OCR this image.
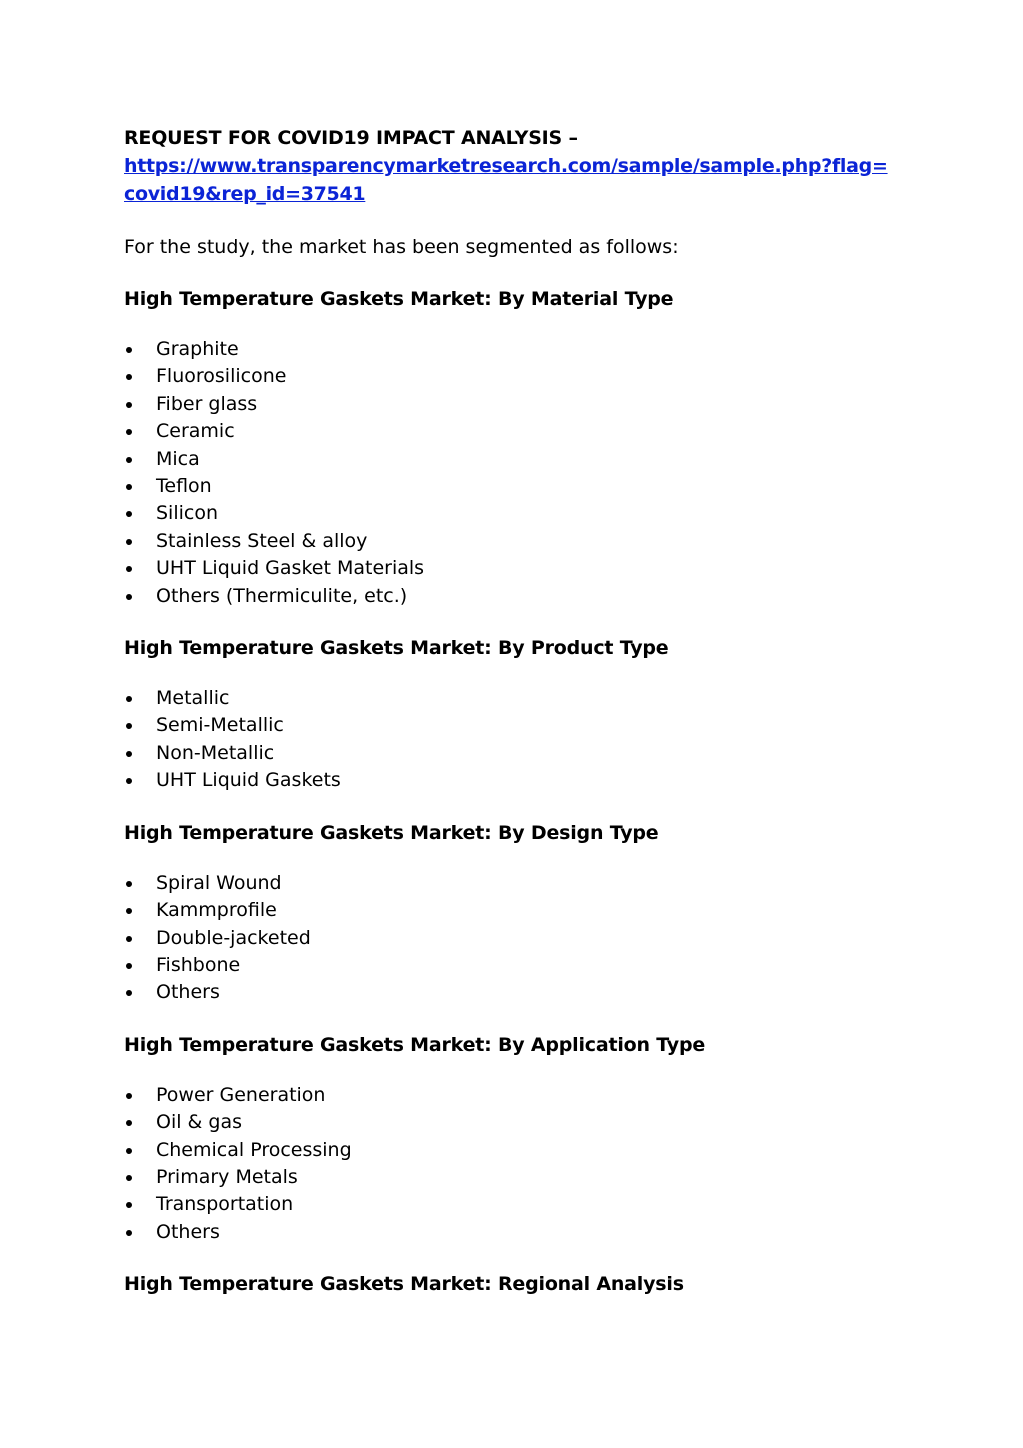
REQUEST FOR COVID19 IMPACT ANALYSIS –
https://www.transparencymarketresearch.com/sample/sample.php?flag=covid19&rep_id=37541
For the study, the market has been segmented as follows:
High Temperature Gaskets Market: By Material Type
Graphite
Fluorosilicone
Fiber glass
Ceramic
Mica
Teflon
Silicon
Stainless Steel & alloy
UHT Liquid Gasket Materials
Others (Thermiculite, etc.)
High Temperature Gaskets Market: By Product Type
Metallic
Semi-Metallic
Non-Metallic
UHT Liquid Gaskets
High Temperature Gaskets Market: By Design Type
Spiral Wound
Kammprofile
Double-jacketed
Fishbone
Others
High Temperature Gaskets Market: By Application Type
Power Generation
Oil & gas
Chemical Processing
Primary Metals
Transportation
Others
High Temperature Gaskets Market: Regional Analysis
+ + + + +
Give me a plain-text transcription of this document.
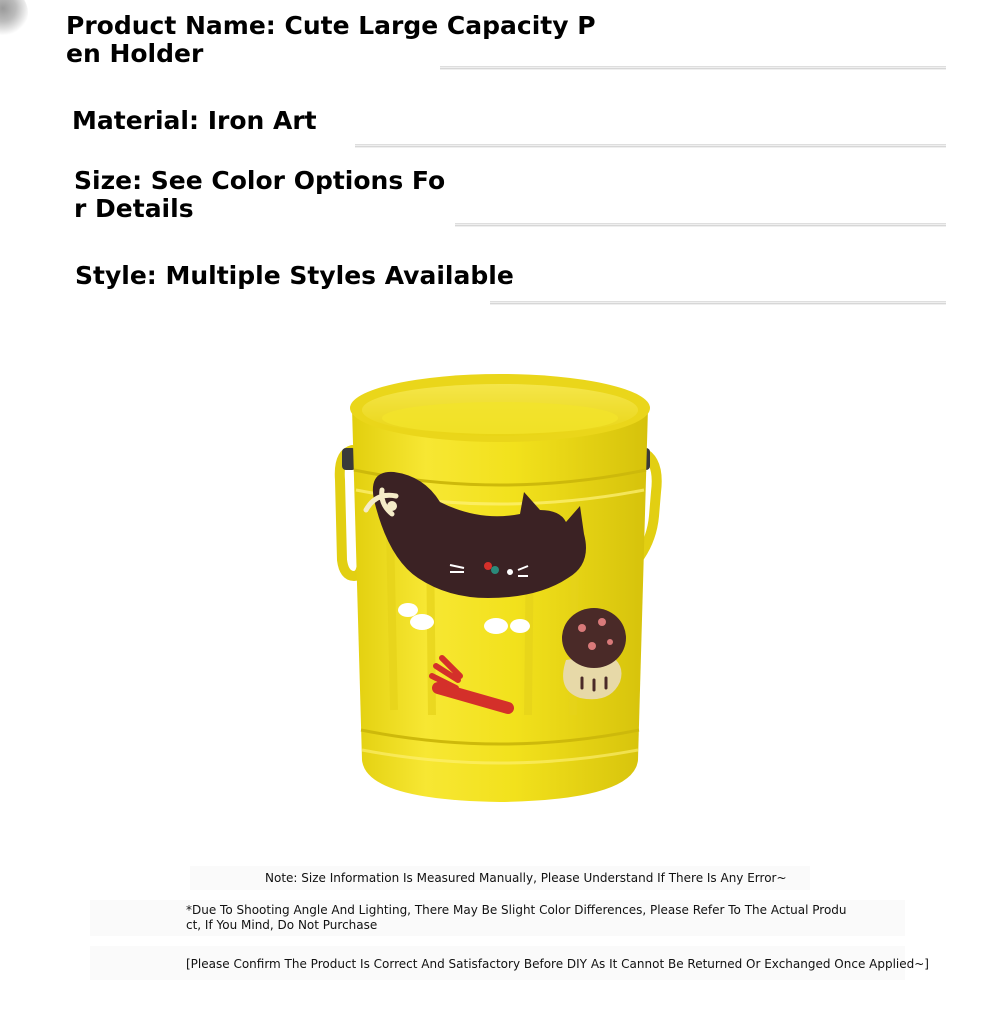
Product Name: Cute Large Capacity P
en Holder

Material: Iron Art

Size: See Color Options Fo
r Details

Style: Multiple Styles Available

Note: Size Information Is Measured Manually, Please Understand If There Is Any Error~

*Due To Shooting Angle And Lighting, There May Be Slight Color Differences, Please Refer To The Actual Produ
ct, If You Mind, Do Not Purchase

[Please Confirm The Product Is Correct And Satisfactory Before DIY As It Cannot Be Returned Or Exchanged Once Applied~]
+ + + + +
How many lines in these entries contain the string "Gaskets"? State the number and nothing more.

6